--- Exercise brief ---
Write out the lines verbatim, starting at the first line of the records and continuing up to and including the line that contains "title-bar: X Save As ✕: [0, 0, 474, 28]".

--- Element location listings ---
--- Start ---

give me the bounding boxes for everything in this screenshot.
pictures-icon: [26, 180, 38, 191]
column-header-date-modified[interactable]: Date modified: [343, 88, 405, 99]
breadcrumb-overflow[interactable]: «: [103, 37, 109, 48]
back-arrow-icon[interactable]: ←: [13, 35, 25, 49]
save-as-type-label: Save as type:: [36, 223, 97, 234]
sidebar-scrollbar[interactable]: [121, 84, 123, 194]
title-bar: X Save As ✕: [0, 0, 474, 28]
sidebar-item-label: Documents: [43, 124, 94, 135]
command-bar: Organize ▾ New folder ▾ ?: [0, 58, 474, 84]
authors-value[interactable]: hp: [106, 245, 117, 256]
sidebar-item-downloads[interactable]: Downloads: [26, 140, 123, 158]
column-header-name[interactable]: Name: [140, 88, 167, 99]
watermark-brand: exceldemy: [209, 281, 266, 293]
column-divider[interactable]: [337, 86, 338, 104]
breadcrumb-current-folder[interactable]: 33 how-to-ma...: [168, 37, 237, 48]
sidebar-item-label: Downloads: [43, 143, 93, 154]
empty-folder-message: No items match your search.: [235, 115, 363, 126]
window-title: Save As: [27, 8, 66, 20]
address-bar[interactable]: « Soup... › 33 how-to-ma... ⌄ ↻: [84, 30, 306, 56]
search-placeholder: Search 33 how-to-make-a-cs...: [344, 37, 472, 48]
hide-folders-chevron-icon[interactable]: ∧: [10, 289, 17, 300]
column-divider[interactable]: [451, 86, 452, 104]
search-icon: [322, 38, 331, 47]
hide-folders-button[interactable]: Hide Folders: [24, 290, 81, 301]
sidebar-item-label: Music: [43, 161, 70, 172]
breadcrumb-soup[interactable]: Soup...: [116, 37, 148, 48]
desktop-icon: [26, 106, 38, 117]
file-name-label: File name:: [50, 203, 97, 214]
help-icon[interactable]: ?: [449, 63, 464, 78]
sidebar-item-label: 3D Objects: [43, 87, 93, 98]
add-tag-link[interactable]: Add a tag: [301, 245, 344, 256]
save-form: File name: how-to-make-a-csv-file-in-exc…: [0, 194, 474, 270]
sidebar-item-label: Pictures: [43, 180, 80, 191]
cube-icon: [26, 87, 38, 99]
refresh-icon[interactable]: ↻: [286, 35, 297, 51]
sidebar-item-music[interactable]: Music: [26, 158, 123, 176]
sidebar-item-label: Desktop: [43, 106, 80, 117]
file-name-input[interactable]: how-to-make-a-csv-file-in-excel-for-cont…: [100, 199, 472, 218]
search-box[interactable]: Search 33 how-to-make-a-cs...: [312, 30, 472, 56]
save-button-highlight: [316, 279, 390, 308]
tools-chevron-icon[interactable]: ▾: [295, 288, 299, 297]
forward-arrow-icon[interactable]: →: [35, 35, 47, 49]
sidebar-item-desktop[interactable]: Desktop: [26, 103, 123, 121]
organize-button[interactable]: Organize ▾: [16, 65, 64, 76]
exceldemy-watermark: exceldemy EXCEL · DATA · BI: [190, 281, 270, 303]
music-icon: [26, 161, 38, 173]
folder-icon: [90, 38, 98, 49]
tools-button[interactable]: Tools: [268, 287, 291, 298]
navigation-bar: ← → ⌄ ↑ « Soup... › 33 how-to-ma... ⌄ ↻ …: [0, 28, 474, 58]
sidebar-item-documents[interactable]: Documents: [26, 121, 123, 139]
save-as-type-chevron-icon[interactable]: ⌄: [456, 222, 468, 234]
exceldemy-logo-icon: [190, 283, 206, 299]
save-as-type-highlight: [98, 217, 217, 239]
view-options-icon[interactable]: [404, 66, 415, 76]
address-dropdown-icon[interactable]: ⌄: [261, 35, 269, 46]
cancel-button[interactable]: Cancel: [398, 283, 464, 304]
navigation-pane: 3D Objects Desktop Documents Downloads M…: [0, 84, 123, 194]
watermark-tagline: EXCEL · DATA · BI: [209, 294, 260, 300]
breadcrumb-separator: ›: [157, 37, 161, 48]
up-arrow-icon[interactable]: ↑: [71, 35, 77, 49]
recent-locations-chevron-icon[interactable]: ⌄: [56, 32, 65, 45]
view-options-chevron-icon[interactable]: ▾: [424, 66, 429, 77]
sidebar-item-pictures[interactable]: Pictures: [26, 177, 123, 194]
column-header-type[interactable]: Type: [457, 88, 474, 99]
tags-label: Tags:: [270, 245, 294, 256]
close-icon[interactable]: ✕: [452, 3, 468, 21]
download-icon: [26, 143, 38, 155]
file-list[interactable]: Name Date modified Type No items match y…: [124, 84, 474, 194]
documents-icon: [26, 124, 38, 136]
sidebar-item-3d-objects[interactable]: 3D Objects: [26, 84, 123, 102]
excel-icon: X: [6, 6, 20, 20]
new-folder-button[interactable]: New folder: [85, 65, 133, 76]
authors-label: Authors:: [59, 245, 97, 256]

--- End ---

--- Worked solution ---
give me the bounding boxes for everything in this screenshot.
pictures-icon: [26, 180, 38, 191]
column-header-date-modified[interactable]: Date modified: [343, 88, 405, 99]
breadcrumb-overflow[interactable]: «: [103, 37, 109, 48]
back-arrow-icon[interactable]: ←: [13, 35, 25, 49]
save-as-type-label: Save as type:: [36, 223, 97, 234]
sidebar-scrollbar[interactable]: [121, 84, 123, 194]
title-bar: X Save As ✕: [0, 0, 474, 28]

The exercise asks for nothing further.